[START Data for this task]

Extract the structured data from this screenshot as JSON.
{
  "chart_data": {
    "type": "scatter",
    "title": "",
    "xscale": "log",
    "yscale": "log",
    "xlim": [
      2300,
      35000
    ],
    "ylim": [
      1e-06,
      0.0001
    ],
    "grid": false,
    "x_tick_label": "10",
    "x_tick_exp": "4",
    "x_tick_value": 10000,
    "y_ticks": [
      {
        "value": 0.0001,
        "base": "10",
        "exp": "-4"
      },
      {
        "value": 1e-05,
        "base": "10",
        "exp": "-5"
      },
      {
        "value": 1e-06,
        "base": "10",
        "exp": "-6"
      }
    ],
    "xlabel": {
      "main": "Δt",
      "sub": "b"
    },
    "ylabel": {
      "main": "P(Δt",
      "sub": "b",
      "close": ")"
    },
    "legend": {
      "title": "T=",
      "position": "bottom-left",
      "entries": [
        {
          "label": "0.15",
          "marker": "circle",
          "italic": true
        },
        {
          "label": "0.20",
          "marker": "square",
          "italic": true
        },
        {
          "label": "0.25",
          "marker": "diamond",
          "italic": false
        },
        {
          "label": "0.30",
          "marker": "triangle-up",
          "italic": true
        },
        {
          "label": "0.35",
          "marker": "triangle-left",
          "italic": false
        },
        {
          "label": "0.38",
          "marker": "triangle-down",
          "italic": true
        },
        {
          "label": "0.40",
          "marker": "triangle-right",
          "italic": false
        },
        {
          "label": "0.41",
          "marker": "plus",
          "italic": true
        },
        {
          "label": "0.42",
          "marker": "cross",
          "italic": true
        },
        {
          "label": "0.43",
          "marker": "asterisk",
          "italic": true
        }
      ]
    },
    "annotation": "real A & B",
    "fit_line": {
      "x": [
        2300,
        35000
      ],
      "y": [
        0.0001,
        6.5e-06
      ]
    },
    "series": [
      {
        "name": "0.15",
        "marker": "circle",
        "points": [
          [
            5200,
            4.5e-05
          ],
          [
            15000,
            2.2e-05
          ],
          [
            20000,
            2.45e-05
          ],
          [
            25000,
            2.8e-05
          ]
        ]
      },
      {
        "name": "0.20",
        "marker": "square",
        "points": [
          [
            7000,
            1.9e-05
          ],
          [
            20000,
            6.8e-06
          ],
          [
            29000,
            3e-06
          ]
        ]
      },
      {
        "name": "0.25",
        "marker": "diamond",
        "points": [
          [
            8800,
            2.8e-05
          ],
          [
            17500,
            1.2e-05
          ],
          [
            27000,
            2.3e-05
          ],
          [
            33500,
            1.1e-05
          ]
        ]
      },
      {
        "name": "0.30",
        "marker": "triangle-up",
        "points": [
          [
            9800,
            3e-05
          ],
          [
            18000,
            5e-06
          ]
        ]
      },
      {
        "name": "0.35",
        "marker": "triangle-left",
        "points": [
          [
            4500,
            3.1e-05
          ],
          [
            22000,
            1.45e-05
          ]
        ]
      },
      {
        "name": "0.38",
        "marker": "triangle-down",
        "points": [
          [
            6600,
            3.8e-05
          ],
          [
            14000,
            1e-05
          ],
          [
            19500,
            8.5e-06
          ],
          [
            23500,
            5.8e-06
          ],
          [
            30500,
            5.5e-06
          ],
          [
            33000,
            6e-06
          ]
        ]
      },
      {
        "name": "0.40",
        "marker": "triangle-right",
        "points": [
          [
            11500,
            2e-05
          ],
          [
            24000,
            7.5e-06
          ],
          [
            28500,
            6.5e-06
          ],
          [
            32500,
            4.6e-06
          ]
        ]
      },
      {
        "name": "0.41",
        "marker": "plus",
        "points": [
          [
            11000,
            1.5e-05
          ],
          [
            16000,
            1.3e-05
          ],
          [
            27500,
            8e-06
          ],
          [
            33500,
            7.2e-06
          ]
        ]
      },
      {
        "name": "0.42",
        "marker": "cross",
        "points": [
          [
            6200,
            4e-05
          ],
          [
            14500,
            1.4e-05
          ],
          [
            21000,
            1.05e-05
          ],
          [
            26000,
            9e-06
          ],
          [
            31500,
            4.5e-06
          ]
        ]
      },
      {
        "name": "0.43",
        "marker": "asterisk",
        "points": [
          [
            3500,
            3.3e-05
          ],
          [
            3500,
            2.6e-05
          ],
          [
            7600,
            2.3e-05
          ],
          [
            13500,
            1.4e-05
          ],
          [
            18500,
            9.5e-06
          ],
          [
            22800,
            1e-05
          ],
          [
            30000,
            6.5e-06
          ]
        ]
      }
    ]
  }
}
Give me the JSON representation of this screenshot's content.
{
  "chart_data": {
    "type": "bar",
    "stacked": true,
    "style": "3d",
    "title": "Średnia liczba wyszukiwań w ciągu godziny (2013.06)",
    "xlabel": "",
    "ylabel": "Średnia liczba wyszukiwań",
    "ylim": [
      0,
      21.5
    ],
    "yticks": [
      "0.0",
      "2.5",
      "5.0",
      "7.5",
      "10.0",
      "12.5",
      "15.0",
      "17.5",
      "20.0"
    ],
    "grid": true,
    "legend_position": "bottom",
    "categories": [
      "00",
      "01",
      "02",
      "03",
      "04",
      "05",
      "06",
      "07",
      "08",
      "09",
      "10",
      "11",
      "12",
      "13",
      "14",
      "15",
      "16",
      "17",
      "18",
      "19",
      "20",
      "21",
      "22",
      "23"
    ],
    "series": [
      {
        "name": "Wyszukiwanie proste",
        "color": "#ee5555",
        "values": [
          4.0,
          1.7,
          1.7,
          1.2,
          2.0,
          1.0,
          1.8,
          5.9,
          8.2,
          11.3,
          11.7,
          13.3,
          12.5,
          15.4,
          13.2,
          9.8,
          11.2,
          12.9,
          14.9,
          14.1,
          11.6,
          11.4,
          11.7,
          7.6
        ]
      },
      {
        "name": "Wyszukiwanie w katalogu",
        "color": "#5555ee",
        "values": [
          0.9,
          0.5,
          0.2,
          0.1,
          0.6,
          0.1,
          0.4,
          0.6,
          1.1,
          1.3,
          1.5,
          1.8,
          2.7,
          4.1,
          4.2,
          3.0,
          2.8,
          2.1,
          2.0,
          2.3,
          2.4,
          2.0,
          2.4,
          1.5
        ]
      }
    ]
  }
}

[END Data for this task]

→ Exercise brief: Extract all the entries word for word.

→ Reply to the exercise:
Extract the structured data from this screenshot as JSON.
{
  "chart_data": {
    "type": "scatter",
    "title": "",
    "xscale": "log",
    "yscale": "log",
    "xlim": [
      2300,
      35000
    ],
    "ylim": [
      1e-06,
      0.0001
    ],
    "grid": false,
    "x_tick_label": "10",
    "x_tick_exp": "4",
    "x_tick_value": 10000,
    "y_ticks": [
      {
        "value": 0.0001,
        "base": "10",
        "exp": "-4"
      },
      {
        "value": 1e-05,
        "base": "10",
        "exp": "-5"
      },
      {
        "value": 1e-06,
        "base": "10",
        "exp": "-6"
      }
    ],
    "xlabel": {
      "main": "Δt",
      "sub": "b"
    },
    "ylabel": {
      "main": "P(Δt",
      "sub": "b",
      "close": ")"
    },
    "legend": {
      "title": "T=",
      "position": "bottom-left",
      "entries": [
        {
          "label": "0.15",
          "marker": "circle",
          "italic": true
        },
        {
          "label": "0.20",
          "marker": "square",
          "italic": true
        },
        {
          "label": "0.25",
          "marker": "diamond",
          "italic": false
        },
        {
          "label": "0.30",
          "marker": "triangle-up",
          "italic": true
        },
        {
          "label": "0.35",
          "marker": "triangle-left",
          "italic": false
        },
        {
          "label": "0.38",
          "marker": "triangle-down",
          "italic": true
        },
        {
          "label": "0.40",
          "marker": "triangle-right",
          "italic": false
        },
        {
          "label": "0.41",
          "marker": "plus",
          "italic": true
        },
        {
          "label": "0.42",
          "marker": "cross",
          "italic": true
        },
        {
          "label": "0.43",
          "marker": "asterisk",
          "italic": true
        }
      ]
    },
    "annotation": "real A & B",
    "fit_line": {
      "x": [
        2300,
        35000
      ],
      "y": [
        0.0001,
        6.5e-06
      ]
    },
    "series": [
      {
        "name": "0.15",
        "marker": "circle",
        "points": [
          [
            5200,
            4.5e-05
          ],
          [
            15000,
            2.2e-05
          ],
          [
            20000,
            2.45e-05
          ],
          [
            25000,
            2.8e-05
          ]
        ]
      },
      {
        "name": "0.20",
        "marker": "square",
        "points": [
          [
            7000,
            1.9e-05
          ],
          [
            20000,
            6.8e-06
          ],
          [
            29000,
            3e-06
          ]
        ]
      },
      {
        "name": "0.25",
        "marker": "diamond",
        "points": [
          [
            8800,
            2.8e-05
          ],
          [
            17500,
            1.2e-05
          ],
          [
            27000,
            2.3e-05
          ],
          [
            33500,
            1.1e-05
          ]
        ]
      },
      {
        "name": "0.30",
        "marker": "triangle-up",
        "points": [
          [
            9800,
            3e-05
          ],
          [
            18000,
            5e-06
          ]
        ]
      },
      {
        "name": "0.35",
        "marker": "triangle-left",
        "points": [
          [
            4500,
            3.1e-05
          ],
          [
            22000,
            1.45e-05
          ]
        ]
      },
      {
        "name": "0.38",
        "marker": "triangle-down",
        "points": [
          [
            6600,
            3.8e-05
          ],
          [
            14000,
            1e-05
          ],
          [
            19500,
            8.5e-06
          ],
          [
            23500,
            5.8e-06
          ],
          [
            30500,
            5.5e-06
          ],
          [
            33000,
            6e-06
          ]
        ]
      },
      {
        "name": "0.40",
        "marker": "triangle-right",
        "points": [
          [
            11500,
            2e-05
          ],
          [
            24000,
            7.5e-06
          ],
          [
            28500,
            6.5e-06
          ],
          [
            32500,
            4.6e-06
          ]
        ]
      },
      {
        "name": "0.41",
        "marker": "plus",
        "points": [
          [
            11000,
            1.5e-05
          ],
          [
            16000,
            1.3e-05
          ],
          [
            27500,
            8e-06
          ],
          [
            33500,
            7.2e-06
          ]
        ]
      },
      {
        "name": "0.42",
        "marker": "cross",
        "points": [
          [
            6200,
            4e-05
          ],
          [
            14500,
            1.4e-05
          ],
          [
            21000,
            1.05e-05
          ],
          [
            26000,
            9e-06
          ],
          [
            31500,
            4.5e-06
          ]
        ]
      },
      {
        "name": "0.43",
        "marker": "asterisk",
        "points": [
          [
            3500,
            3.3e-05
          ],
          [
            3500,
            2.6e-05
          ],
          [
            7600,
            2.3e-05
          ],
          [
            13500,
            1.4e-05
          ],
          [
            18500,
            9.5e-06
          ],
          [
            22800,
            1e-05
          ],
          [
            30000,
            6.5e-06
          ]
        ]
      }
    ]
  }
}
Give me the JSON representation of this screenshot's content.
{
  "chart_data": {
    "type": "bar",
    "stacked": true,
    "style": "3d",
    "title": "Średnia liczba wyszukiwań w ciągu godziny (2013.06)",
    "xlabel": "",
    "ylabel": "Średnia liczba wyszukiwań",
    "ylim": [
      0,
      21.5
    ],
    "yticks": [
      "0.0",
      "2.5",
      "5.0",
      "7.5",
      "10.0",
      "12.5",
      "15.0",
      "17.5",
      "20.0"
    ],
    "grid": true,
    "legend_position": "bottom",
    "categories": [
      "00",
      "01",
      "02",
      "03",
      "04",
      "05",
      "06",
      "07",
      "08",
      "09",
      "10",
      "11",
      "12",
      "13",
      "14",
      "15",
      "16",
      "17",
      "18",
      "19",
      "20",
      "21",
      "22",
      "23"
    ],
    "series": [
      {
        "name": "Wyszukiwanie proste",
        "color": "#ee5555",
        "values": [
          4.0,
          1.7,
          1.7,
          1.2,
          2.0,
          1.0,
          1.8,
          5.9,
          8.2,
          11.3,
          11.7,
          13.3,
          12.5,
          15.4,
          13.2,
          9.8,
          11.2,
          12.9,
          14.9,
          14.1,
          11.6,
          11.4,
          11.7,
          7.6
        ]
      },
      {
        "name": "Wyszukiwanie w katalogu",
        "color": "#5555ee",
        "values": [
          0.9,
          0.5,
          0.2,
          0.1,
          0.6,
          0.1,
          0.4,
          0.6,
          1.1,
          1.3,
          1.5,
          1.8,
          2.7,
          4.1,
          4.2,
          3.0,
          2.8,
          2.1,
          2.0,
          2.3,
          2.4,
          2.0,
          2.4,
          1.5
        ]
      }
    ]
  }
}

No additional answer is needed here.